### Dataset entries
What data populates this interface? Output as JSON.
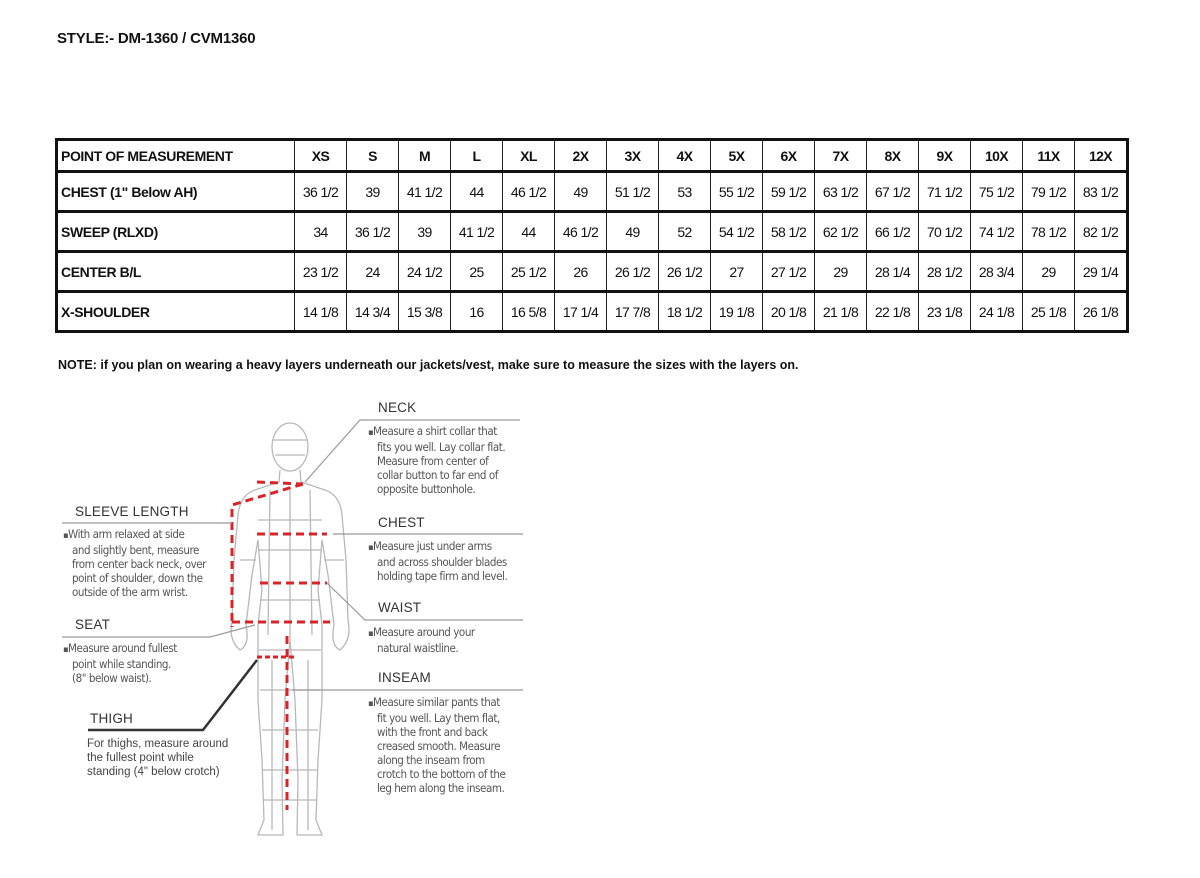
{
  "style_line": "STYLE:- DM-1360 / CVM1360",
  "table": {
    "header": [
      "POINT OF MEASUREMENT",
      "XS",
      "S",
      "M",
      "L",
      "XL",
      "2X",
      "3X",
      "4X",
      "5X",
      "6X",
      "7X",
      "8X",
      "9X",
      "10X",
      "11X",
      "12X"
    ],
    "rows": [
      {
        "label": "CHEST (1\" Below AH)",
        "values": [
          "36 1/2",
          "39",
          "41 1/2",
          "44",
          "46 1/2",
          "49",
          "51 1/2",
          "53",
          "55 1/2",
          "59 1/2",
          "63 1/2",
          "67 1/2",
          "71 1/2",
          "75 1/2",
          "79 1/2",
          "83 1/2"
        ]
      },
      {
        "label": "SWEEP (RLXD)",
        "values": [
          "34",
          "36 1/2",
          "39",
          "41 1/2",
          "44",
          "46 1/2",
          "49",
          "52",
          "54 1/2",
          "58 1/2",
          "62 1/2",
          "66 1/2",
          "70 1/2",
          "74 1/2",
          "78 1/2",
          "82 1/2"
        ]
      },
      {
        "label": "CENTER B/L",
        "values": [
          "23 1/2",
          "24",
          "24 1/2",
          "25",
          "25 1/2",
          "26",
          "26 1/2",
          "26 1/2",
          "27",
          "27 1/2",
          "29",
          "28 1/4",
          "28 1/2",
          "28 3/4",
          "29",
          "29 1/4"
        ]
      },
      {
        "label": "X-SHOULDER",
        "values": [
          "14 1/8",
          "14 3/4",
          "15 3/8",
          "16",
          "16 5/8",
          "17 1/4",
          "17 7/8",
          "18 1/2",
          "19 1/8",
          "20 1/8",
          "21 1/8",
          "22 1/8",
          "23 1/8",
          "24 1/8",
          "25 1/8",
          "26 1/8"
        ]
      }
    ]
  },
  "note": "NOTE: if you plan on wearing a heavy layers underneath our jackets/vest, make sure to measure the sizes with the layers on.",
  "diagram": {
    "neck": {
      "title": "NECK",
      "lines": [
        "Measure a shirt collar that",
        "fits you well. Lay collar flat.",
        "Measure from center of",
        "collar button to far end of",
        "opposite buttonhole."
      ]
    },
    "sleeve": {
      "title": "SLEEVE LENGTH",
      "lines": [
        "With arm relaxed at side",
        "and slightly bent, measure",
        "from center back neck, over",
        "point of shoulder, down the",
        "outside of the arm wrist."
      ]
    },
    "chest": {
      "title": "CHEST",
      "lines": [
        "Measure just under arms",
        "and across shoulder blades",
        "holding tape firm and level."
      ]
    },
    "waist": {
      "title": "WAIST",
      "lines": [
        "Measure around your",
        "natural waistline."
      ]
    },
    "seat": {
      "title": "SEAT",
      "lines": [
        "Measure around fullest",
        "point while standing.",
        "(8\" below waist)."
      ]
    },
    "inseam": {
      "title": "INSEAM",
      "lines": [
        "Measure similar pants that",
        "fit you well. Lay them flat,",
        "with the front and back",
        "creased smooth. Measure",
        "along the inseam from",
        "crotch to the bottom of the",
        "leg hem along the inseam."
      ]
    },
    "thigh": {
      "title": "THIGH",
      "lines": [
        "For thighs, measure around",
        "the fullest point while",
        "standing (4\" below crotch)"
      ]
    },
    "measure_line_color": "#d8232a"
  }
}
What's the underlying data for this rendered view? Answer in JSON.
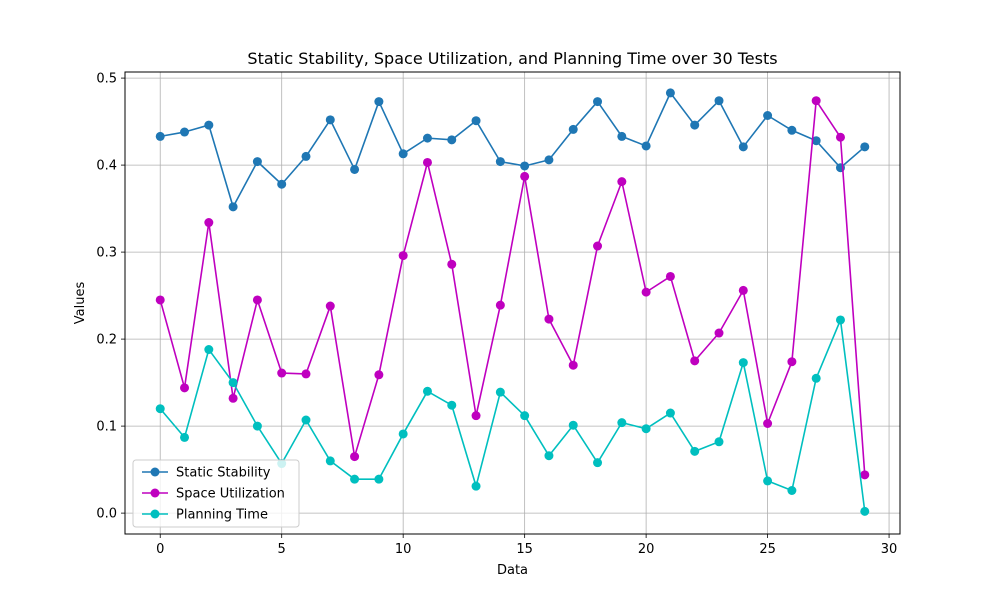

### Written request
Tally up how many lines in the preceding listing contain the word "What". Give nothing but the number.

### Reply
2